++++ DATA TO PROCESS

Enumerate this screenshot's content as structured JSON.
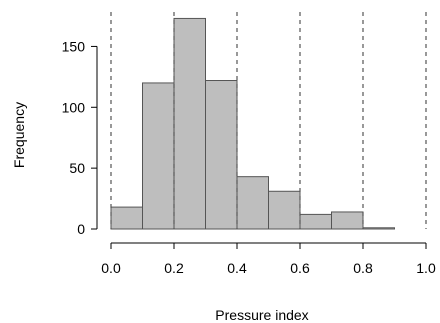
{
  "chart_data": {
    "type": "bar",
    "subtype": "histogram",
    "bin_edges": [
      0.0,
      0.1,
      0.2,
      0.3,
      0.4,
      0.5,
      0.6,
      0.7,
      0.8,
      0.9
    ],
    "values": [
      18,
      120,
      173,
      122,
      43,
      31,
      12,
      14,
      1
    ],
    "title": "",
    "xlabel": "Pressure index",
    "ylabel": "Frequency",
    "xlim": [
      0.0,
      1.0
    ],
    "ylim": [
      0,
      175
    ],
    "x_ticks": [
      0.0,
      0.2,
      0.4,
      0.6,
      0.8,
      1.0
    ],
    "x_tick_labels": [
      "0.0",
      "0.2",
      "0.4",
      "0.6",
      "0.8",
      "1.0"
    ],
    "y_ticks": [
      0,
      50,
      100,
      150
    ],
    "y_tick_labels": [
      "0",
      "50",
      "100",
      "150"
    ],
    "vertical_reference_lines": [
      0.0,
      0.2,
      0.4,
      0.6,
      0.8,
      1.0
    ],
    "grid": false,
    "colors": {
      "bar_fill": "#bebebe",
      "bar_stroke": "#555555",
      "reference_line": "#555555",
      "axis": "#000000"
    }
  }
}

++++++++

Your task is to repeat the data above exactly while excluding the pictures.

- THE ANSWER -
Enumerate this screenshot's content as structured JSON.
{
  "chart_data": {
    "type": "bar",
    "subtype": "histogram",
    "bin_edges": [
      0.0,
      0.1,
      0.2,
      0.3,
      0.4,
      0.5,
      0.6,
      0.7,
      0.8,
      0.9
    ],
    "values": [
      18,
      120,
      173,
      122,
      43,
      31,
      12,
      14,
      1
    ],
    "title": "",
    "xlabel": "Pressure index",
    "ylabel": "Frequency",
    "xlim": [
      0.0,
      1.0
    ],
    "ylim": [
      0,
      175
    ],
    "x_ticks": [
      0.0,
      0.2,
      0.4,
      0.6,
      0.8,
      1.0
    ],
    "x_tick_labels": [
      "0.0",
      "0.2",
      "0.4",
      "0.6",
      "0.8",
      "1.0"
    ],
    "y_ticks": [
      0,
      50,
      100,
      150
    ],
    "y_tick_labels": [
      "0",
      "50",
      "100",
      "150"
    ],
    "vertical_reference_lines": [
      0.0,
      0.2,
      0.4,
      0.6,
      0.8,
      1.0
    ],
    "grid": false,
    "colors": {
      "bar_fill": "#bebebe",
      "bar_stroke": "#555555",
      "reference_line": "#555555",
      "axis": "#000000"
    }
  }
}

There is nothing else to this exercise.